[Dataset items]

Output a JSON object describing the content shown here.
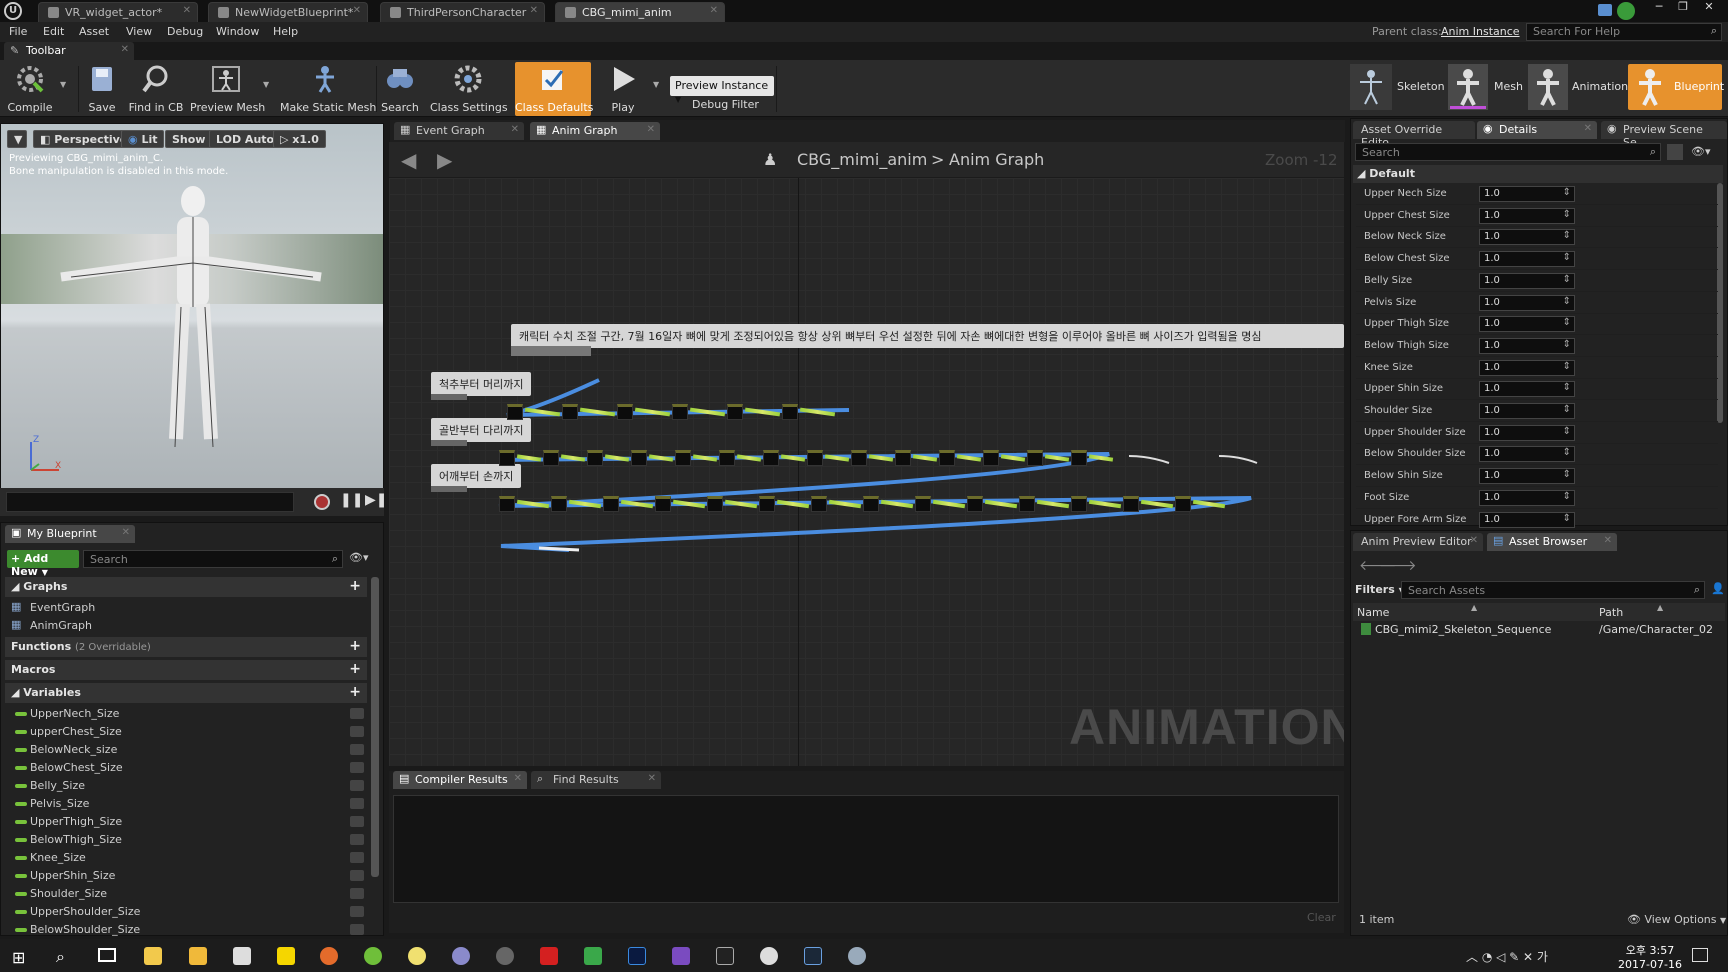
{
  "tabs": [
    {
      "label": "VR_widget_actor*"
    },
    {
      "label": "NewWidgetBlueprint*"
    },
    {
      "label": "ThirdPersonCharacter"
    },
    {
      "label": "CBG_mimi_anim"
    }
  ],
  "menu": [
    "File",
    "Edit",
    "Asset",
    "View",
    "Debug",
    "Window",
    "Help"
  ],
  "parent_class_label": "Parent class:",
  "parent_class_value": "Anim Instance",
  "help_search_placeholder": "Search For Help",
  "toolbar_tab": "Toolbar",
  "toolbar": {
    "compile": "Compile",
    "save": "Save",
    "find_in_cb": "Find in CB",
    "preview_mesh": "Preview Mesh",
    "make_static_mesh": "Make Static Mesh",
    "search": "Search",
    "class_settings": "Class Settings",
    "class_defaults": "Class Defaults",
    "play": "Play",
    "preview_instance": "Preview Instance",
    "debug_filter": "Debug Filter"
  },
  "modes": {
    "skeleton": "Skeleton",
    "mesh": "Mesh",
    "animation": "Animation",
    "blueprint": "Blueprint"
  },
  "viewport": {
    "perspective": "Perspective",
    "lit": "Lit",
    "show": "Show",
    "lod": "LOD Auto",
    "speed": "x1.0",
    "info1": "Previewing CBG_mimi_anim_C.",
    "info2": "Bone manipulation is disabled in this mode."
  },
  "graph_tabs": {
    "event": "Event Graph",
    "anim": "Anim Graph"
  },
  "breadcrumb": {
    "bp": "CBG_mimi_anim",
    "graph": "Anim Graph"
  },
  "zoom": "Zoom -12",
  "watermark": "ANIMATION",
  "comments": {
    "main": "캐릭터 수치 조절 구간, 7월 16일자 뼈에 맞게 조정되어있음 항상 상위 뼈부터 우선 설정한 뒤에 자손 뼈에대한 변형을 이루어야 올바른 뼈 사이즈가 입력됨을 명심",
    "c1": "척추부터 머리까지",
    "c2": "골반부터 다리까지",
    "c3": "어깨부터 손까지"
  },
  "bottom_tabs": {
    "compiler": "Compiler Results",
    "find": "Find Results",
    "clear": "Clear"
  },
  "my_blueprint": {
    "tab": "My Blueprint",
    "add_new": "Add New",
    "search_placeholder": "Search",
    "graphs": "Graphs",
    "event_graph": "EventGraph",
    "anim_graph": "AnimGraph",
    "functions": "Functions",
    "functions_note": "(2 Overridable)",
    "macros": "Macros",
    "variables": "Variables",
    "vars": [
      "UpperNech_Size",
      "upperChest_Size",
      "BelowNeck_size",
      "BelowChest_Size",
      "Belly_Size",
      "Pelvis_Size",
      "UpperThigh_Size",
      "BelowThigh_Size",
      "Knee_Size",
      "UpperShin_Size",
      "Shoulder_Size",
      "UpperShoulder_Size",
      "BelowShoulder_Size"
    ]
  },
  "details": {
    "tabs": {
      "override": "Asset Override Edito",
      "details": "Details",
      "preview": "Preview Scene Se"
    },
    "search_placeholder": "Search",
    "category": "Default",
    "rows": [
      {
        "name": "Upper Nech Size",
        "value": "1.0"
      },
      {
        "name": "Upper Chest Size",
        "value": "1.0"
      },
      {
        "name": "Below Neck Size",
        "value": "1.0"
      },
      {
        "name": "Below Chest Size",
        "value": "1.0"
      },
      {
        "name": "Belly Size",
        "value": "1.0"
      },
      {
        "name": "Pelvis Size",
        "value": "1.0"
      },
      {
        "name": "Upper Thigh Size",
        "value": "1.0"
      },
      {
        "name": "Below Thigh Size",
        "value": "1.0"
      },
      {
        "name": "Knee Size",
        "value": "1.0"
      },
      {
        "name": "Upper Shin Size",
        "value": "1.0"
      },
      {
        "name": "Shoulder Size",
        "value": "1.0"
      },
      {
        "name": "Upper Shoulder Size",
        "value": "1.0"
      },
      {
        "name": "Below Shoulder Size",
        "value": "1.0"
      },
      {
        "name": "Below Shin Size",
        "value": "1.0"
      },
      {
        "name": "Foot Size",
        "value": "1.0"
      },
      {
        "name": "Upper Fore Arm Size",
        "value": "1.0"
      }
    ]
  },
  "asset_browser": {
    "tabs": {
      "preview_editor": "Anim Preview Editor",
      "browser": "Asset Browser"
    },
    "filters": "Filters",
    "search_placeholder": "Search Assets",
    "col_name": "Name",
    "col_path": "Path",
    "items": [
      {
        "name": "CBG_mimi2_Skeleton_Sequence",
        "path": "/Game/Character_02"
      }
    ],
    "count": "1 item",
    "view_options": "View Options"
  },
  "clock": {
    "time": "오후 3:57",
    "date": "2017-07-16"
  }
}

** AIM **
Copy the records above exactly, omitting every picture.

** ANSWER TO THE TASK **
Output a JSON object describing the content shown here.
{
  "tabs": [
    {
      "label": "VR_widget_actor*"
    },
    {
      "label": "NewWidgetBlueprint*"
    },
    {
      "label": "ThirdPersonCharacter"
    },
    {
      "label": "CBG_mimi_anim"
    }
  ],
  "menu": [
    "File",
    "Edit",
    "Asset",
    "View",
    "Debug",
    "Window",
    "Help"
  ],
  "parent_class_label": "Parent class:",
  "parent_class_value": "Anim Instance",
  "help_search_placeholder": "Search For Help",
  "toolbar_tab": "Toolbar",
  "toolbar": {
    "compile": "Compile",
    "save": "Save",
    "find_in_cb": "Find in CB",
    "preview_mesh": "Preview Mesh",
    "make_static_mesh": "Make Static Mesh",
    "search": "Search",
    "class_settings": "Class Settings",
    "class_defaults": "Class Defaults",
    "play": "Play",
    "preview_instance": "Preview Instance",
    "debug_filter": "Debug Filter"
  },
  "modes": {
    "skeleton": "Skeleton",
    "mesh": "Mesh",
    "animation": "Animation",
    "blueprint": "Blueprint"
  },
  "viewport": {
    "perspective": "Perspective",
    "lit": "Lit",
    "show": "Show",
    "lod": "LOD Auto",
    "speed": "x1.0",
    "info1": "Previewing CBG_mimi_anim_C.",
    "info2": "Bone manipulation is disabled in this mode."
  },
  "graph_tabs": {
    "event": "Event Graph",
    "anim": "Anim Graph"
  },
  "breadcrumb": {
    "bp": "CBG_mimi_anim",
    "graph": "Anim Graph"
  },
  "zoom": "Zoom -12",
  "watermark": "ANIMATION",
  "comments": {
    "main": "캐릭터 수치 조절 구간, 7월 16일자 뼈에 맞게 조정되어있음 항상 상위 뼈부터 우선 설정한 뒤에 자손 뼈에대한 변형을 이루어야 올바른 뼈 사이즈가 입력됨을 명심",
    "c1": "척추부터 머리까지",
    "c2": "골반부터 다리까지",
    "c3": "어깨부터 손까지"
  },
  "bottom_tabs": {
    "compiler": "Compiler Results",
    "find": "Find Results",
    "clear": "Clear"
  },
  "my_blueprint": {
    "tab": "My Blueprint",
    "add_new": "Add New",
    "search_placeholder": "Search",
    "graphs": "Graphs",
    "event_graph": "EventGraph",
    "anim_graph": "AnimGraph",
    "functions": "Functions",
    "functions_note": "(2 Overridable)",
    "macros": "Macros",
    "variables": "Variables",
    "vars": [
      "UpperNech_Size",
      "upperChest_Size",
      "BelowNeck_size",
      "BelowChest_Size",
      "Belly_Size",
      "Pelvis_Size",
      "UpperThigh_Size",
      "BelowThigh_Size",
      "Knee_Size",
      "UpperShin_Size",
      "Shoulder_Size",
      "UpperShoulder_Size",
      "BelowShoulder_Size"
    ]
  },
  "details": {
    "tabs": {
      "override": "Asset Override Edito",
      "details": "Details",
      "preview": "Preview Scene Se"
    },
    "search_placeholder": "Search",
    "category": "Default",
    "rows": [
      {
        "name": "Upper Nech Size",
        "value": "1.0"
      },
      {
        "name": "Upper Chest Size",
        "value": "1.0"
      },
      {
        "name": "Below Neck Size",
        "value": "1.0"
      },
      {
        "name": "Below Chest Size",
        "value": "1.0"
      },
      {
        "name": "Belly Size",
        "value": "1.0"
      },
      {
        "name": "Pelvis Size",
        "value": "1.0"
      },
      {
        "name": "Upper Thigh Size",
        "value": "1.0"
      },
      {
        "name": "Below Thigh Size",
        "value": "1.0"
      },
      {
        "name": "Knee Size",
        "value": "1.0"
      },
      {
        "name": "Upper Shin Size",
        "value": "1.0"
      },
      {
        "name": "Shoulder Size",
        "value": "1.0"
      },
      {
        "name": "Upper Shoulder Size",
        "value": "1.0"
      },
      {
        "name": "Below Shoulder Size",
        "value": "1.0"
      },
      {
        "name": "Below Shin Size",
        "value": "1.0"
      },
      {
        "name": "Foot Size",
        "value": "1.0"
      },
      {
        "name": "Upper Fore Arm Size",
        "value": "1.0"
      }
    ]
  },
  "asset_browser": {
    "tabs": {
      "preview_editor": "Anim Preview Editor",
      "browser": "Asset Browser"
    },
    "filters": "Filters",
    "search_placeholder": "Search Assets",
    "col_name": "Name",
    "col_path": "Path",
    "items": [
      {
        "name": "CBG_mimi2_Skeleton_Sequence",
        "path": "/Game/Character_02"
      }
    ],
    "count": "1 item",
    "view_options": "View Options"
  },
  "clock": {
    "time": "오후 3:57",
    "date": "2017-07-16"
  }
}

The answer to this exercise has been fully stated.